Return the section of the Mary Cullinan biography starting with "From 2006 to" and going on through "of the university.", copied word for word.

**Text passage**.
▬▬▬▬▬▬▬▬▬▬
- Born: December 23, 1950
- Died: May 3, 2021 (aged 70)

Academic background
- Education: University of Pennsylvania (BA) University of Wisconsin–Madison (MA, PhD)

Academic work
- Institutions: California State University, Hayward (1991–1996) California State University, Stanislaus (1996–2003) Stephen F. Austin State University (2003–2006)

26th President of Eastern Washington University
- In office 2014–2020
- Preceded by: Rodolfo Arevalo
- Succeeded by: David May (acting)

President of Southern Oregon University
- In office 2006–2014

= Mary Cullinan =

American academic administrator (1950–2021)

Mary Cullinan (December 23, 1950 – May 3, 2021) was an American academic administrator who served as the 26th president of Eastern Washington University from 2014 to 2020.

==Early life and education==
Cullinan was raised in Washington, D.C. Her father was Assistant Postmaster-General under President Dwight D. Eisenhower and later a speech writer for various senators, congressmen, and other influential politicians, including Presidents John F. Kennedy and Lyndon B. Johnson. She graduated, magna cum laude, with a degree in English from the University of Pennsylvania in 1972. Cullinan obtained her master's degree in 1973 and her PhD in 1978 in English literature at the University of Wisconsin–Madison.

==Career==
After becoming a tenured professor of English at California State University, Hayward (now CSU East Bay) in 1991, she received her first administrative position as chair of the department of English at the university (1991–1992; 1993–1994). At California State University–Hayward, she was also interim dean of the School of Arts, Letters, and Social Sciences (1992–1993) and director of the Office of Faculty Development and Faculty Center for Excellence in Teaching (1994–1996).

Later, she served as dean of the College of Arts, Letters and Sciences and English professor at California State University, Stanislaus from 1996 to 2003. She served as provost and vice president for academic affairs as well as professor of English at Stephen F. Austin State University from 2003 to 2006.

From 2006 to 2014, Cullinan was the president of Southern Oregon University in Ashland, Oregon. She was responsible for authoring the two largest retrenchment programs in the history of the university.

Cullinan stepped down as president of Eastern Washington University in Cheney, Washington, on August 4, 2020. On September 29, 2020, it was announced that Cullinan would become a tenured professor, remaining at Eastern Washington University within the English department within the College of Arts, Letters, and Education.
▬▬▬▬▬▬▬▬▬▬
(Visual layout records)
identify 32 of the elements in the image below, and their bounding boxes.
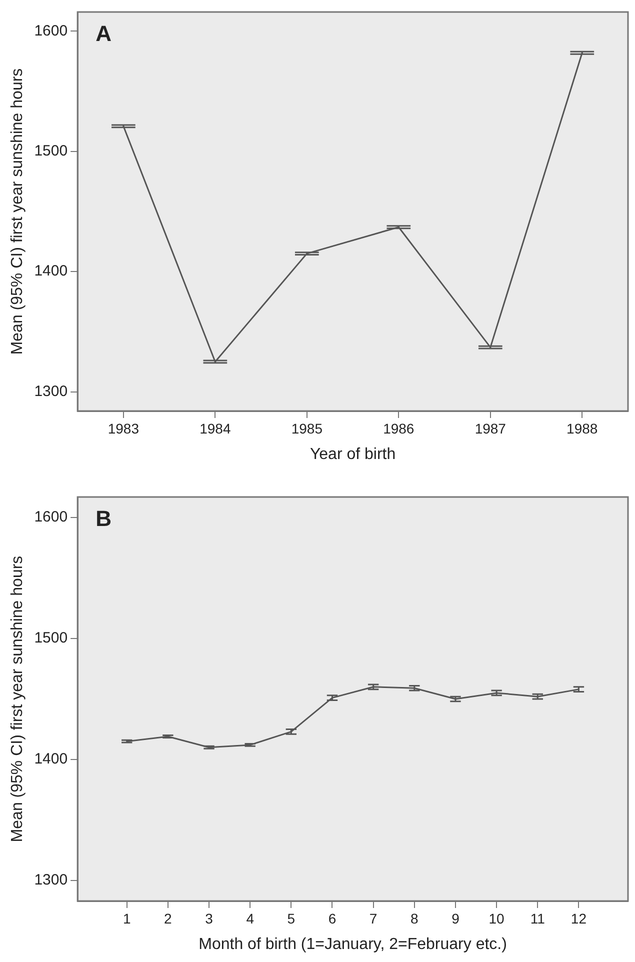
x-tick-label: 1987 xyxy=(474,420,506,436)
x-axis-title: Month of birth (1=January, 2=February etc.) xyxy=(198,936,507,953)
x-tick-label: 10 xyxy=(488,910,505,926)
y-tick-label: 1500 xyxy=(34,142,68,160)
x-tick-label: 1988 xyxy=(566,420,598,436)
x-tick-label: 1984 xyxy=(200,420,231,436)
annotation: A xyxy=(96,21,112,46)
x-tick-label: 3 xyxy=(205,910,214,926)
x-tick-label: 9 xyxy=(452,910,460,926)
y-tick-label: 1600 xyxy=(34,508,68,526)
x-tick-label: 4 xyxy=(246,910,254,926)
annotation: B xyxy=(96,506,112,532)
x-tick-label: 1986 xyxy=(383,420,414,436)
x-tick-label: 5 xyxy=(287,910,296,926)
x-tick-label: 1 xyxy=(122,910,131,926)
x-tick-label: 1985 xyxy=(291,420,323,436)
x-tick-label: 12 xyxy=(570,910,587,926)
x-tick-label: 11 xyxy=(530,910,546,926)
x-axis-title: Year of birth xyxy=(310,446,396,463)
y-tick-label: 1500 xyxy=(34,630,68,647)
y-tick-label: 1600 xyxy=(34,22,68,40)
x-tick-label: 8 xyxy=(410,910,418,926)
x-tick-label: 2 xyxy=(164,910,172,926)
y-tick-label: 1300 xyxy=(34,382,68,400)
y-axis-title: Mean (95% CI) first year sunshine hours xyxy=(9,556,26,842)
x-tick-label: 1983 xyxy=(108,420,140,436)
y-tick-label: 1400 xyxy=(34,262,68,280)
x-tick-label: 6 xyxy=(328,910,336,926)
y-axis-title: Mean (95% CI) first year sunshine hours xyxy=(9,68,26,355)
y-tick-label: 1400 xyxy=(34,750,68,768)
x-tick-label: 7 xyxy=(369,910,378,926)
y-tick-label: 1300 xyxy=(34,872,68,889)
▬▬▬▬▬▬▬▬▬▬
**Task solution**.
From 2006 to 2014, Cullinan was the president of Southern Oregon University in Ashland, Oregon. She was responsible for authoring the two largest retrenchment programs in the history of the university.